Structured figure records
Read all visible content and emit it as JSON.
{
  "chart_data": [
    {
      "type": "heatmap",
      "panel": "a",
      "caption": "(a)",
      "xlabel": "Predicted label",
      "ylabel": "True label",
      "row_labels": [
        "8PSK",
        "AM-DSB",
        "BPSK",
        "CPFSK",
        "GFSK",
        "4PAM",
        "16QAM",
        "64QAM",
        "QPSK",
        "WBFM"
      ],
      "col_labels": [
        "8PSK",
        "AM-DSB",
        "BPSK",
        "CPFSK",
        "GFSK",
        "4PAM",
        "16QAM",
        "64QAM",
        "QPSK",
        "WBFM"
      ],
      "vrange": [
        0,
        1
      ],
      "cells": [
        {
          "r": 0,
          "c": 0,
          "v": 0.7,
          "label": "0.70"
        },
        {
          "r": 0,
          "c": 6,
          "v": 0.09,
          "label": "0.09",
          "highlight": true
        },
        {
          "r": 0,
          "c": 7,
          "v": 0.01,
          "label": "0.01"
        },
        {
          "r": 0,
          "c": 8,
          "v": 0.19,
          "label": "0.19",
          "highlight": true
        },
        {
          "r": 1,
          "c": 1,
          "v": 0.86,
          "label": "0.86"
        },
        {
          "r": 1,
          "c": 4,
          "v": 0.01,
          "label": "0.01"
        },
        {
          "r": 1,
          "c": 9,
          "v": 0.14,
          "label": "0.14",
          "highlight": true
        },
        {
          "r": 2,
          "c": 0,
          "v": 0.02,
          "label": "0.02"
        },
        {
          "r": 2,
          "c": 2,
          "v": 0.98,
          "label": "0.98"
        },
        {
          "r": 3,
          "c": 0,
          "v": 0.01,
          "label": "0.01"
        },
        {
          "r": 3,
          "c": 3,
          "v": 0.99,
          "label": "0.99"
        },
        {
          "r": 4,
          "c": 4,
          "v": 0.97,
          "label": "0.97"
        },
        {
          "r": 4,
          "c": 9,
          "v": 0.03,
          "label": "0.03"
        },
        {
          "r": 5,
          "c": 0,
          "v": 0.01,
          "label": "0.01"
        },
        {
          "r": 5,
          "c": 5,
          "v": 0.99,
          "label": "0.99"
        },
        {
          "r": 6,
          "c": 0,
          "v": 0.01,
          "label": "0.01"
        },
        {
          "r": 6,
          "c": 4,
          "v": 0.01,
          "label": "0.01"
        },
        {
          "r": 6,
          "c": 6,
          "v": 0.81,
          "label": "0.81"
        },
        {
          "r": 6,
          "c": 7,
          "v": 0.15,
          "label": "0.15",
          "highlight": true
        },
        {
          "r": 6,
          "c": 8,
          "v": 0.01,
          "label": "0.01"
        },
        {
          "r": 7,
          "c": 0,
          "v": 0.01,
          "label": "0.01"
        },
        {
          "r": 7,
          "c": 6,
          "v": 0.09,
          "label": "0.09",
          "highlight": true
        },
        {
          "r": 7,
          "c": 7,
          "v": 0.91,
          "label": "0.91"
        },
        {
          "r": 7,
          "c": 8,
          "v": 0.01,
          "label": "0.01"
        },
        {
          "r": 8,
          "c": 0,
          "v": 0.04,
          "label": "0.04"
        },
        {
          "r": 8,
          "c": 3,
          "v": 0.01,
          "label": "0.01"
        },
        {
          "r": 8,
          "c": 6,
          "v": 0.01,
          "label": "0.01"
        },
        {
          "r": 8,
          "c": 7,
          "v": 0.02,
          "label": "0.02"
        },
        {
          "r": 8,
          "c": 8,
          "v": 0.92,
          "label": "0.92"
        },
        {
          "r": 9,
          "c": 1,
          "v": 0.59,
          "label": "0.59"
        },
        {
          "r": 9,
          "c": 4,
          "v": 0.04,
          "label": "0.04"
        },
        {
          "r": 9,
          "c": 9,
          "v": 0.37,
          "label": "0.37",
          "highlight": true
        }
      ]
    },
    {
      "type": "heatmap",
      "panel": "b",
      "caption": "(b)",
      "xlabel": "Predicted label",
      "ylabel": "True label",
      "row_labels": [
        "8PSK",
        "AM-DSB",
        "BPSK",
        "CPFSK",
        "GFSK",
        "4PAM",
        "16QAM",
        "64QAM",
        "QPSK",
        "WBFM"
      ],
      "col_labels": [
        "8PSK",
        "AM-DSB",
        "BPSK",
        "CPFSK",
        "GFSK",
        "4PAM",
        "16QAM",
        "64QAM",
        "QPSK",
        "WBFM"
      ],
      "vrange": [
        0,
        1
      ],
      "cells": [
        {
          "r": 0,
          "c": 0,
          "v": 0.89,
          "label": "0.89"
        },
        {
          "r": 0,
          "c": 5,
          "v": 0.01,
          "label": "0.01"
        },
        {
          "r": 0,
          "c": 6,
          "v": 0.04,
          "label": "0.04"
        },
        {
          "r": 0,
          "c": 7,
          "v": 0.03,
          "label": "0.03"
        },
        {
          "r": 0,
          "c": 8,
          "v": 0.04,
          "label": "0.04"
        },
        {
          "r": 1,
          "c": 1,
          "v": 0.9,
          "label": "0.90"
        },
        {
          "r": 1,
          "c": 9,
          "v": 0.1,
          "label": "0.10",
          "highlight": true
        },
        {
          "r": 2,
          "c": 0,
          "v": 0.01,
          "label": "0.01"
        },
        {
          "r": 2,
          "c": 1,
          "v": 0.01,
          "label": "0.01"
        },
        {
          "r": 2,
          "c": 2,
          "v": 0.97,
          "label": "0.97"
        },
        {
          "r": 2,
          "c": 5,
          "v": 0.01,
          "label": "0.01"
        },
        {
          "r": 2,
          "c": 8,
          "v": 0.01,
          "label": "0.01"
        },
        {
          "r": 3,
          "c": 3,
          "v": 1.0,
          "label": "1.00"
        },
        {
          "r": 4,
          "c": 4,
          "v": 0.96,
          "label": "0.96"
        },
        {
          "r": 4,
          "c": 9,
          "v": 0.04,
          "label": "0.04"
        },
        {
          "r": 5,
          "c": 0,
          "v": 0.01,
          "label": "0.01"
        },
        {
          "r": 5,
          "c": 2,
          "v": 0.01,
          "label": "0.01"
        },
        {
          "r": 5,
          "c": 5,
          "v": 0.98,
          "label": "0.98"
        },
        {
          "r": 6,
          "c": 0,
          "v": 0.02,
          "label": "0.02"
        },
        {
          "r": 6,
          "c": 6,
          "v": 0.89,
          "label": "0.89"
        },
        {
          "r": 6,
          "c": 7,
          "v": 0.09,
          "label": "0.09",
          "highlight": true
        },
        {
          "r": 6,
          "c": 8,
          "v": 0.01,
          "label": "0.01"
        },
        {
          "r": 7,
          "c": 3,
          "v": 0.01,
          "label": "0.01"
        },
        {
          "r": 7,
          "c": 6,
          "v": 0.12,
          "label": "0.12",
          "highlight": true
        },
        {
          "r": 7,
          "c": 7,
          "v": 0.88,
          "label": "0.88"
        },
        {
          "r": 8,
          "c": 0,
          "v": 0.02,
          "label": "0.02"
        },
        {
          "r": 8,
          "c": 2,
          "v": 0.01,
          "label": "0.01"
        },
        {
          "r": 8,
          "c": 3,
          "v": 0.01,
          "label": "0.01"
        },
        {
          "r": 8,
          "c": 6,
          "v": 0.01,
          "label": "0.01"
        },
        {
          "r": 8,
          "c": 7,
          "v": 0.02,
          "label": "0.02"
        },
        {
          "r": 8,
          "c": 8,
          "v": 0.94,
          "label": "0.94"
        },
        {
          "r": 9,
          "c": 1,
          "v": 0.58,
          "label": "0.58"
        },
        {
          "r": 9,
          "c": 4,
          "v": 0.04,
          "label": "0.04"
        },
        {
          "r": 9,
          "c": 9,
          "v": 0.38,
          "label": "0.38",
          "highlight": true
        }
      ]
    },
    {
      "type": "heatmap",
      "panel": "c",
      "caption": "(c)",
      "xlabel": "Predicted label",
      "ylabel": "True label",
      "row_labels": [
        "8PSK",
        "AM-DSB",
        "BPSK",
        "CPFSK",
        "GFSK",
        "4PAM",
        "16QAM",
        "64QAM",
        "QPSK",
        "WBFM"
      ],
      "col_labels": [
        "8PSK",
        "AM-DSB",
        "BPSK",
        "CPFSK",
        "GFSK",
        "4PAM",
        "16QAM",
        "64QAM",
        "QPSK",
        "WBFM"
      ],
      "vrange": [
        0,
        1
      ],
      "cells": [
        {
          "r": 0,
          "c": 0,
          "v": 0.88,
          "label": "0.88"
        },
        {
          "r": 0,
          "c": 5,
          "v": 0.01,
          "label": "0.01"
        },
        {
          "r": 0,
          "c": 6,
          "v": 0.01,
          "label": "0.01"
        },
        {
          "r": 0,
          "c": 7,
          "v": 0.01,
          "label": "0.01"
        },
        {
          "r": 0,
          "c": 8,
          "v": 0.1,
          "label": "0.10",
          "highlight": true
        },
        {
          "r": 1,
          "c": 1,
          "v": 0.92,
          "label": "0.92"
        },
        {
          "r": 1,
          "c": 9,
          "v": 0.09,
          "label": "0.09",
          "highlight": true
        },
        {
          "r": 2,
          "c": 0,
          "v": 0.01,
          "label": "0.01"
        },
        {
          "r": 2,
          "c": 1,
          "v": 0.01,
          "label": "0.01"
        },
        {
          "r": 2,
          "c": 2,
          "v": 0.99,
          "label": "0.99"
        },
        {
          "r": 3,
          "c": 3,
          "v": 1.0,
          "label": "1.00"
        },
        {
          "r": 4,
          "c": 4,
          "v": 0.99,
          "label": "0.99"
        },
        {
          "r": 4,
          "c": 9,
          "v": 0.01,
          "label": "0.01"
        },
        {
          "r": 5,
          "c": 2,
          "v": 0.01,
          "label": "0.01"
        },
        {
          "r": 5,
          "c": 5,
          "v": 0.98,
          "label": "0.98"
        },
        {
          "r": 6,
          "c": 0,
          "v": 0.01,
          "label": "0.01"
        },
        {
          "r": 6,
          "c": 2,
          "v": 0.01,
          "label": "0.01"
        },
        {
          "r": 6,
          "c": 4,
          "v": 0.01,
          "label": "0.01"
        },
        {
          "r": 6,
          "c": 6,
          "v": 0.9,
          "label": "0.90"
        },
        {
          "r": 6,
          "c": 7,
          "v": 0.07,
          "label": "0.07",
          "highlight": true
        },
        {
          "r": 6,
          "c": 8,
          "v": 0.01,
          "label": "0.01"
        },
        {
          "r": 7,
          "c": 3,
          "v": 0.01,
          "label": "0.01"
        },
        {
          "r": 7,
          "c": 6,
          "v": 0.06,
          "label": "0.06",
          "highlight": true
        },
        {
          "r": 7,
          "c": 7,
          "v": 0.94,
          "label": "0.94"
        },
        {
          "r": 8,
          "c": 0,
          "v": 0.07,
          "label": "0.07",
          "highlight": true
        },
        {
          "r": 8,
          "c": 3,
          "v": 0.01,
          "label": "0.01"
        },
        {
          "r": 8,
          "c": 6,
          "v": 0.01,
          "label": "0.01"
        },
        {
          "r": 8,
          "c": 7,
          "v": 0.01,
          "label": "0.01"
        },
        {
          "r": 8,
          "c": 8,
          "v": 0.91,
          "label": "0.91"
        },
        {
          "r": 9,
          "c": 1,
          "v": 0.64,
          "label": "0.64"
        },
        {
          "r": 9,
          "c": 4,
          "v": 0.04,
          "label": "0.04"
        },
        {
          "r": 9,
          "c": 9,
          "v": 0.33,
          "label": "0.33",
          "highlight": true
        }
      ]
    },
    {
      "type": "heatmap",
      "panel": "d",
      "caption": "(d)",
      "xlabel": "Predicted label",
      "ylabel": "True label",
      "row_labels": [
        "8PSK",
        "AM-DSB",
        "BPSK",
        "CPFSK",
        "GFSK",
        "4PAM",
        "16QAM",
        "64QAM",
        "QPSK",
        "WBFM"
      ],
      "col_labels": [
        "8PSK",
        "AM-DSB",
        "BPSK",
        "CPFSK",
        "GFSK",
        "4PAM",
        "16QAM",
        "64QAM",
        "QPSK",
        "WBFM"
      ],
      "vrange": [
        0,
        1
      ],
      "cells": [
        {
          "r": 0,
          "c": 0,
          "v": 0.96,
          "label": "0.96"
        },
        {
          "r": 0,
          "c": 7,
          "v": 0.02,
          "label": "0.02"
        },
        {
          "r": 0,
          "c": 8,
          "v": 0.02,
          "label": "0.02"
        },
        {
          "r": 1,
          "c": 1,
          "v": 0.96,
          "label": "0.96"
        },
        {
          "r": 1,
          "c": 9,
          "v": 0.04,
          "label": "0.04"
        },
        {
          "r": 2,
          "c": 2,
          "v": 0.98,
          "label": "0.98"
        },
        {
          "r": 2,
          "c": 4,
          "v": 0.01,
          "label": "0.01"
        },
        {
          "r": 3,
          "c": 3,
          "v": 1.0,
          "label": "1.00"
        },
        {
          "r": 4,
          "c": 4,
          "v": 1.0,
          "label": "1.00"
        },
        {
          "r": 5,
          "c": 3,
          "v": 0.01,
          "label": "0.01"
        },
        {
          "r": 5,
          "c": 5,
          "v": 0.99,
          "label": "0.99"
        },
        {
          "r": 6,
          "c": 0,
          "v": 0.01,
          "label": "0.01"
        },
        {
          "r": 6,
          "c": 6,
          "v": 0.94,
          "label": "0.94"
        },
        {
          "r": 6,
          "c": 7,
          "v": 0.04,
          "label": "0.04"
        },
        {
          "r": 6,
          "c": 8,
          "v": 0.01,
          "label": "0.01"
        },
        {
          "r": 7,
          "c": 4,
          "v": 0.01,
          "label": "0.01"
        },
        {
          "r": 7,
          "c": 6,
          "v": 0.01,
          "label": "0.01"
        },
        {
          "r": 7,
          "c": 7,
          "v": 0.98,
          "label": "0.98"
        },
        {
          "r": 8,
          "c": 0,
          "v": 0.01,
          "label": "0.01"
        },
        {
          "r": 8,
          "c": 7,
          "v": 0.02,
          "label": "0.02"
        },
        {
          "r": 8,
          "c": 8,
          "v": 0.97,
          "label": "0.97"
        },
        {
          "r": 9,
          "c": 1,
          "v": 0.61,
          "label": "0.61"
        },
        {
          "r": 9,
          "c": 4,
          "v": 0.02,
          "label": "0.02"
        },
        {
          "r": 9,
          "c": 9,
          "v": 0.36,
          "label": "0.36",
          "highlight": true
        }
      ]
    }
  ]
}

_STATED TASK_
Pick out every line above that contains the word "caption" and copy it.

_RESULT_
      "caption": "(a)",
      "caption": "(b)",
      "caption": "(c)",
      "caption": "(d)",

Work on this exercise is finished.